Exercise instructions
The records below must be duplicated exactly, character for character.

# START OF Supplied information

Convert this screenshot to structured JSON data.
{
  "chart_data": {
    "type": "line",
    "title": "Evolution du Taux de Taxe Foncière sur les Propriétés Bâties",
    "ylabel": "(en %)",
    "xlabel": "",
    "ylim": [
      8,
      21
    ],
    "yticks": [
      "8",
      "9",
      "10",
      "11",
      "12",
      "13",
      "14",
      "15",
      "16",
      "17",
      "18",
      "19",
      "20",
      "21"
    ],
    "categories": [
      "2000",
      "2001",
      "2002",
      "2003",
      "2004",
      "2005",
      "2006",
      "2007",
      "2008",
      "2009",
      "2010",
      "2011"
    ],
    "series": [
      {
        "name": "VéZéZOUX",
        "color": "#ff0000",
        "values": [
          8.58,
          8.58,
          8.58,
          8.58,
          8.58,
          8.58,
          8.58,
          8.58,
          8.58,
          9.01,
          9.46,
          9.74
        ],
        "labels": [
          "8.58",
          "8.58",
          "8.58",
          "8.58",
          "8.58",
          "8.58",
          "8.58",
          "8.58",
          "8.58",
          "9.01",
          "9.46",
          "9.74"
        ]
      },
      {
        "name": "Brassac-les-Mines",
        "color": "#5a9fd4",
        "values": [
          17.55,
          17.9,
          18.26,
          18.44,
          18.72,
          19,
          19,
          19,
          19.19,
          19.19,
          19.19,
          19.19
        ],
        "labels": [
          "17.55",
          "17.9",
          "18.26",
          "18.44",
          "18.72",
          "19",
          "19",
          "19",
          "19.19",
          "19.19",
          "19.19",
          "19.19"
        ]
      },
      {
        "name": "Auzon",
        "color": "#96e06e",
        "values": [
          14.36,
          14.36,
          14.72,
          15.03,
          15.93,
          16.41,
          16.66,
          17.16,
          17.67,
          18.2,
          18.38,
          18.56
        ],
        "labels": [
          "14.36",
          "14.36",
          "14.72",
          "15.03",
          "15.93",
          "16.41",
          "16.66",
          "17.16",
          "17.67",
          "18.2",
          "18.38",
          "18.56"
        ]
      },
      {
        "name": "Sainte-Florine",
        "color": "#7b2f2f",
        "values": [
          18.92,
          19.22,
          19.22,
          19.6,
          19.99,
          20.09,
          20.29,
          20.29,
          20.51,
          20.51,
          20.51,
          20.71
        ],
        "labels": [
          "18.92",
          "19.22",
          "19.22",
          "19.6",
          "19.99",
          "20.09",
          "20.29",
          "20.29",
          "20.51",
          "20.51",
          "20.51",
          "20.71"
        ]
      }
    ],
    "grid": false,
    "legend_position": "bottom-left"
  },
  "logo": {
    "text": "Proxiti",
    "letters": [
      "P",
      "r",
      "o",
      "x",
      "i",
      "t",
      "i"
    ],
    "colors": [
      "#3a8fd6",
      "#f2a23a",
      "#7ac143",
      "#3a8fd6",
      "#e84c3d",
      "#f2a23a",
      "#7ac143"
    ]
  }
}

# END OF Supplied information

Answer to this problem
Convert this screenshot to structured JSON data.
{
  "chart_data": {
    "type": "line",
    "title": "Evolution du Taux de Taxe Foncière sur les Propriétés Bâties",
    "ylabel": "(en %)",
    "xlabel": "",
    "ylim": [
      8,
      21
    ],
    "yticks": [
      "8",
      "9",
      "10",
      "11",
      "12",
      "13",
      "14",
      "15",
      "16",
      "17",
      "18",
      "19",
      "20",
      "21"
    ],
    "categories": [
      "2000",
      "2001",
      "2002",
      "2003",
      "2004",
      "2005",
      "2006",
      "2007",
      "2008",
      "2009",
      "2010",
      "2011"
    ],
    "series": [
      {
        "name": "VéZéZOUX",
        "color": "#ff0000",
        "values": [
          8.58,
          8.58,
          8.58,
          8.58,
          8.58,
          8.58,
          8.58,
          8.58,
          8.58,
          9.01,
          9.46,
          9.74
        ],
        "labels": [
          "8.58",
          "8.58",
          "8.58",
          "8.58",
          "8.58",
          "8.58",
          "8.58",
          "8.58",
          "8.58",
          "9.01",
          "9.46",
          "9.74"
        ]
      },
      {
        "name": "Brassac-les-Mines",
        "color": "#5a9fd4",
        "values": [
          17.55,
          17.9,
          18.26,
          18.44,
          18.72,
          19,
          19,
          19,
          19.19,
          19.19,
          19.19,
          19.19
        ],
        "labels": [
          "17.55",
          "17.9",
          "18.26",
          "18.44",
          "18.72",
          "19",
          "19",
          "19",
          "19.19",
          "19.19",
          "19.19",
          "19.19"
        ]
      },
      {
        "name": "Auzon",
        "color": "#96e06e",
        "values": [
          14.36,
          14.36,
          14.72,
          15.03,
          15.93,
          16.41,
          16.66,
          17.16,
          17.67,
          18.2,
          18.38,
          18.56
        ],
        "labels": [
          "14.36",
          "14.36",
          "14.72",
          "15.03",
          "15.93",
          "16.41",
          "16.66",
          "17.16",
          "17.67",
          "18.2",
          "18.38",
          "18.56"
        ]
      },
      {
        "name": "Sainte-Florine",
        "color": "#7b2f2f",
        "values": [
          18.92,
          19.22,
          19.22,
          19.6,
          19.99,
          20.09,
          20.29,
          20.29,
          20.51,
          20.51,
          20.51,
          20.71
        ],
        "labels": [
          "18.92",
          "19.22",
          "19.22",
          "19.6",
          "19.99",
          "20.09",
          "20.29",
          "20.29",
          "20.51",
          "20.51",
          "20.51",
          "20.71"
        ]
      }
    ],
    "grid": false,
    "legend_position": "bottom-left"
  },
  "logo": {
    "text": "Proxiti",
    "letters": [
      "P",
      "r",
      "o",
      "x",
      "i",
      "t",
      "i"
    ],
    "colors": [
      "#3a8fd6",
      "#f2a23a",
      "#7ac143",
      "#3a8fd6",
      "#e84c3d",
      "#f2a23a",
      "#7ac143"
    ]
  }
}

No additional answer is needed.